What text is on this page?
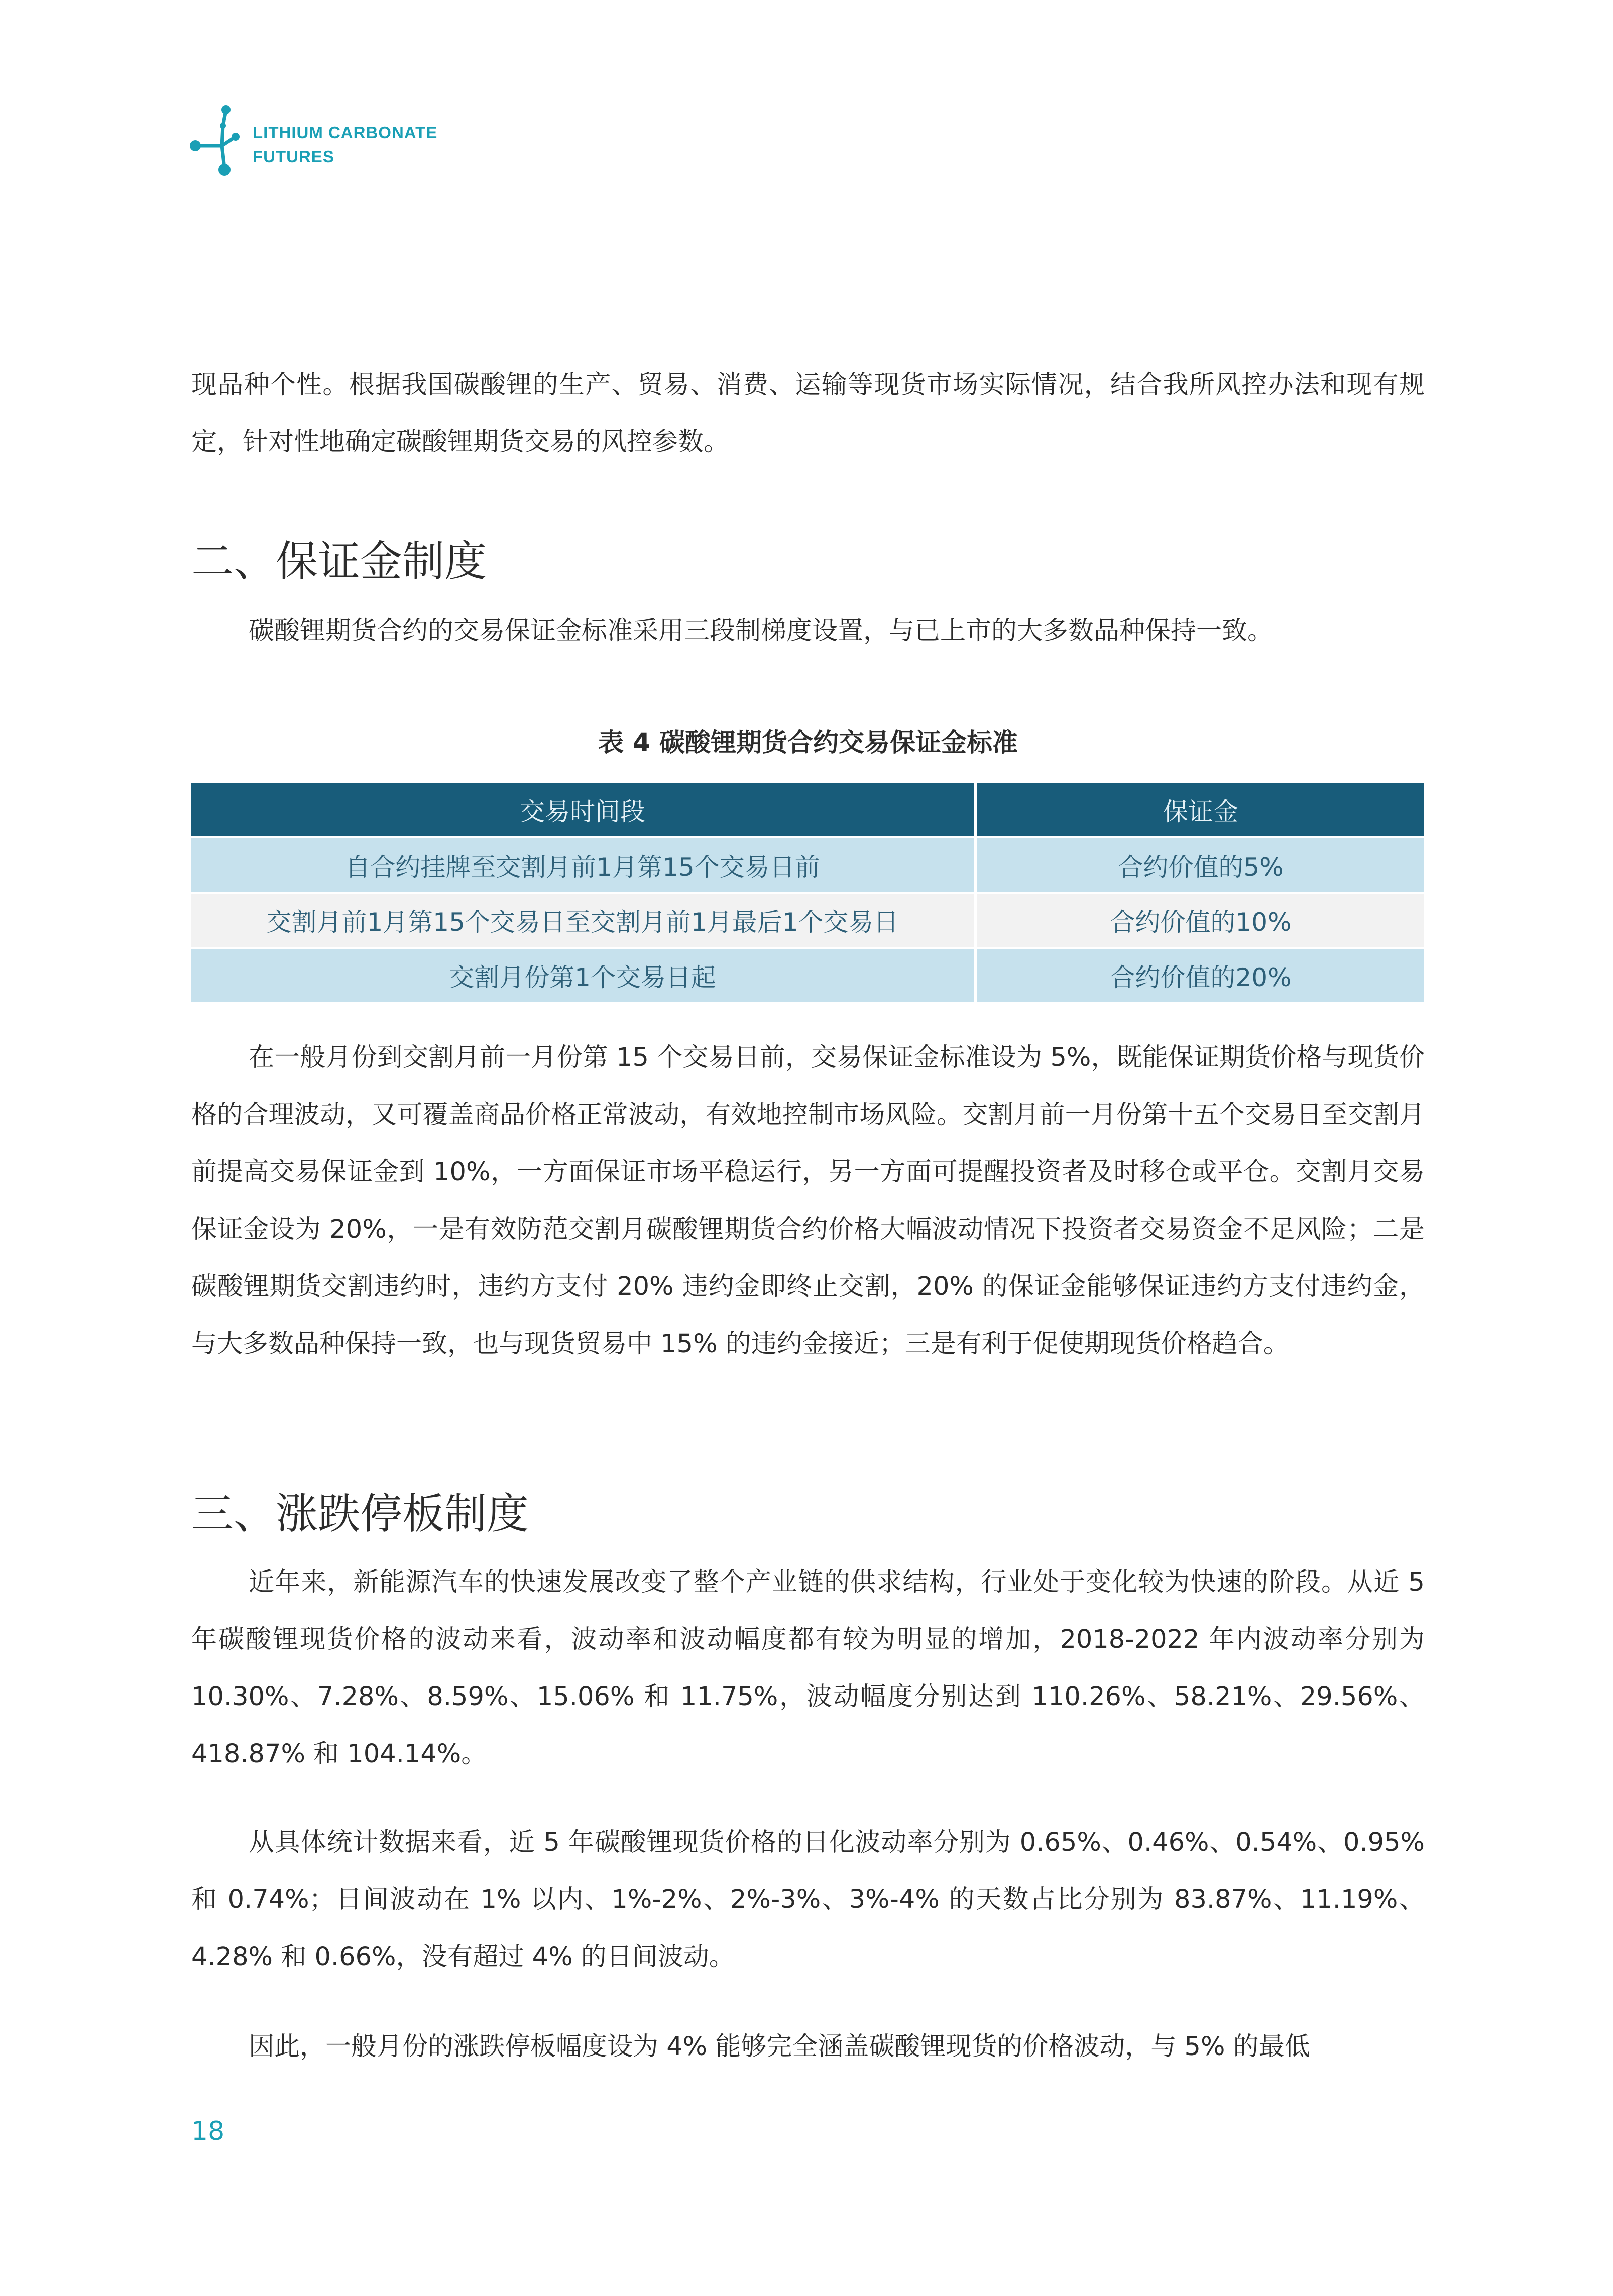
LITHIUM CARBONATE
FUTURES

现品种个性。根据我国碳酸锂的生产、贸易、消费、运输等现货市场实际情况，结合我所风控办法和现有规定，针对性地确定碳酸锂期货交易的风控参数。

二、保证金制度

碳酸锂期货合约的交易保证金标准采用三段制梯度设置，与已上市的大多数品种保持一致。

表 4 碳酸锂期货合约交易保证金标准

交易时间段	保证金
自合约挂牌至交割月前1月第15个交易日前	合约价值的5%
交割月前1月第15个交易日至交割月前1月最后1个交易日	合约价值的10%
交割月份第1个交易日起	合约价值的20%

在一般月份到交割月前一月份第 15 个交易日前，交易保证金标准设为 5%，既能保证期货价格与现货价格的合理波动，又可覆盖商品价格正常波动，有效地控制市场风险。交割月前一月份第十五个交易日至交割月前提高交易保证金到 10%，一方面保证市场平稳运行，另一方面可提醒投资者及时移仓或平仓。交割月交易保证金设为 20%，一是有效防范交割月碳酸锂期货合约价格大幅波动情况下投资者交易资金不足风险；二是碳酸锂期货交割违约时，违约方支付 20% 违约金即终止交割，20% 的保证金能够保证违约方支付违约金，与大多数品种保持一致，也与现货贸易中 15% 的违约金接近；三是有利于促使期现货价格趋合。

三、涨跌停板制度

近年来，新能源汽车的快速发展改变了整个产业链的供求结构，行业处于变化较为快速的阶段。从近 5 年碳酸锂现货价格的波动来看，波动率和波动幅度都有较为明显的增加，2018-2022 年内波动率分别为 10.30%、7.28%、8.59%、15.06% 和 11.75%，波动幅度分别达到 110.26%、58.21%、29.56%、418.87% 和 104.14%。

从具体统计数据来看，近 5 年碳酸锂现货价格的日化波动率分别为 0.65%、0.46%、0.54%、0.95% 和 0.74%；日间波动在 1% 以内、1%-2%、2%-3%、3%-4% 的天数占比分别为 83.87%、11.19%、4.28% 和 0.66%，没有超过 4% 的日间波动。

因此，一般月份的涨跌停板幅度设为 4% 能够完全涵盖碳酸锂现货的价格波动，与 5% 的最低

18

============================================================

## EXERCISE REQUIREMENTS
Leave out the pictures and transcribe everything else exactly.

## THE RESPONSE
What text is on this page?
LITHIUM CARBONATE
FUTURES

现品种个性。根据我国碳酸锂的生产、贸易、消费、运输等现货市场实际情况，结合我所风控办法和现有规定，针对性地确定碳酸锂期货交易的风控参数。

二、保证金制度

碳酸锂期货合约的交易保证金标准采用三段制梯度设置，与已上市的大多数品种保持一致。

表 4 碳酸锂期货合约交易保证金标准

交易时间段	保证金
自合约挂牌至交割月前1月第15个交易日前	合约价值的5%
交割月前1月第15个交易日至交割月前1月最后1个交易日	合约价值的10%
交割月份第1个交易日起	合约价值的20%

在一般月份到交割月前一月份第 15 个交易日前，交易保证金标准设为 5%，既能保证期货价格与现货价格的合理波动，又可覆盖商品价格正常波动，有效地控制市场风险。交割月前一月份第十五个交易日至交割月前提高交易保证金到 10%，一方面保证市场平稳运行，另一方面可提醒投资者及时移仓或平仓。交割月交易保证金设为 20%，一是有效防范交割月碳酸锂期货合约价格大幅波动情况下投资者交易资金不足风险；二是碳酸锂期货交割违约时，违约方支付 20% 违约金即终止交割，20% 的保证金能够保证违约方支付违约金，与大多数品种保持一致，也与现货贸易中 15% 的违约金接近；三是有利于促使期现货价格趋合。

三、涨跌停板制度

近年来，新能源汽车的快速发展改变了整个产业链的供求结构，行业处于变化较为快速的阶段。从近 5 年碳酸锂现货价格的波动来看，波动率和波动幅度都有较为明显的增加，2018-2022 年内波动率分别为 10.30%、7.28%、8.59%、15.06% 和 11.75%，波动幅度分别达到 110.26%、58.21%、29.56%、418.87% 和 104.14%。

从具体统计数据来看，近 5 年碳酸锂现货价格的日化波动率分别为 0.65%、0.46%、0.54%、0.95% 和 0.74%；日间波动在 1% 以内、1%-2%、2%-3%、3%-4% 的天数占比分别为 83.87%、11.19%、4.28% 和 0.66%，没有超过 4% 的日间波动。

因此，一般月份的涨跌停板幅度设为 4% 能够完全涵盖碳酸锂现货的价格波动，与 5% 的最低

18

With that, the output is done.